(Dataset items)
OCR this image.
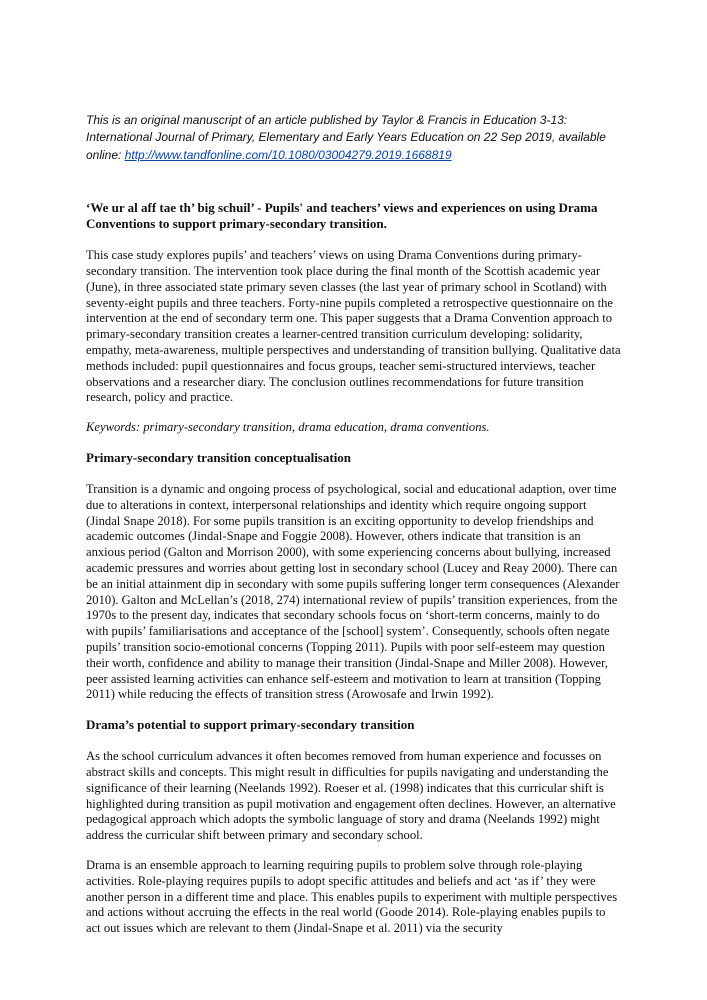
This is an original manuscript of an article published by Taylor & Francis in Education 3-13: International Journal of Primary, Elementary and Early Years Education on 22 Sep 2019, available online: http://www.tandfonline.com/10.1080/03004279.2019.1668819

‘We ur al aff tae th’ big schuil’ - Pupils' and teachers’ views and experiences on using Drama Conventions to support primary-secondary transition.

This case study explores pupils’ and teachers’ views on using Drama Conventions during primary-secondary transition. The intervention took place during the final month of the Scottish academic year (June), in three associated state primary seven classes (the last year of primary school in Scotland) with seventy-eight pupils and three teachers. Forty-nine pupils completed a retrospective questionnaire on the intervention at the end of secondary term one. This paper suggests that a Drama Convention approach to primary-secondary transition creates a learner-centred transition curriculum developing: solidarity, empathy, meta-awareness, multiple perspectives and understanding of transition bullying. Qualitative data methods included: pupil questionnaires and focus groups, teacher semi-structured interviews, teacher observations and a researcher diary. The conclusion outlines recommendations for future transition research, policy and practice.

Keywords: primary-secondary transition, drama education, drama conventions.

Primary-secondary transition conceptualisation

Transition is a dynamic and ongoing process of psychological, social and educational adaption, over time due to alterations in context, interpersonal relationships and identity which require ongoing support (Jindal Snape 2018). For some pupils transition is an exciting opportunity to develop friendships and academic outcomes (Jindal-Snape and Foggie 2008). However, others indicate that transition is an anxious period (Galton and Morrison 2000), with some experiencing concerns about bullying, increased academic pressures and worries about getting lost in secondary school (Lucey and Reay 2000). There can be an initial attainment dip in secondary with some pupils suffering longer term consequences (Alexander 2010). Galton and McLellan’s (2018, 274) international review of pupils’ transition experiences, from the 1970s to the present day, indicates that secondary schools focus on ‘short-term concerns, mainly to do with pupils’ familiarisations and acceptance of the [school] system’. Consequently, schools often negate pupils’ transition socio-emotional concerns (Topping 2011). Pupils with poor self-esteem may question their worth, confidence and ability to manage their transition (Jindal-Snape and Miller 2008). However, peer assisted learning activities can enhance self-esteem and motivation to learn at transition (Topping 2011) while reducing the effects of transition stress (Arowosafe and Irwin 1992).

Drama’s potential to support primary-secondary transition

As the school curriculum advances it often becomes removed from human experience and focusses on abstract skills and concepts. This might result in difficulties for pupils navigating and understanding the significance of their learning (Neelands 1992). Roeser et al. (1998) indicates that this curricular shift is highlighted during transition as pupil motivation and engagement often declines. However, an alternative pedagogical approach which adopts the symbolic language of story and drama (Neelands 1992) might address the curricular shift between primary and secondary school.

Drama is an ensemble approach to learning requiring pupils to problem solve through role-playing activities. Role-playing requires pupils to adopt specific attitudes and beliefs and act ‘as if’ they were another person in a different time and place. This enables pupils to experiment with multiple perspectives and actions without accruing the effects in the real world (Goode 2014). Role-playing enables pupils to act out issues which are relevant to them (Jindal-Snape et al. 2011) via the security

EXERCISE OBJECTIVE
Of the lines in the records, how many contain the word "multiple"? Answer with the number and nothing else.

TASK SOLUTION
2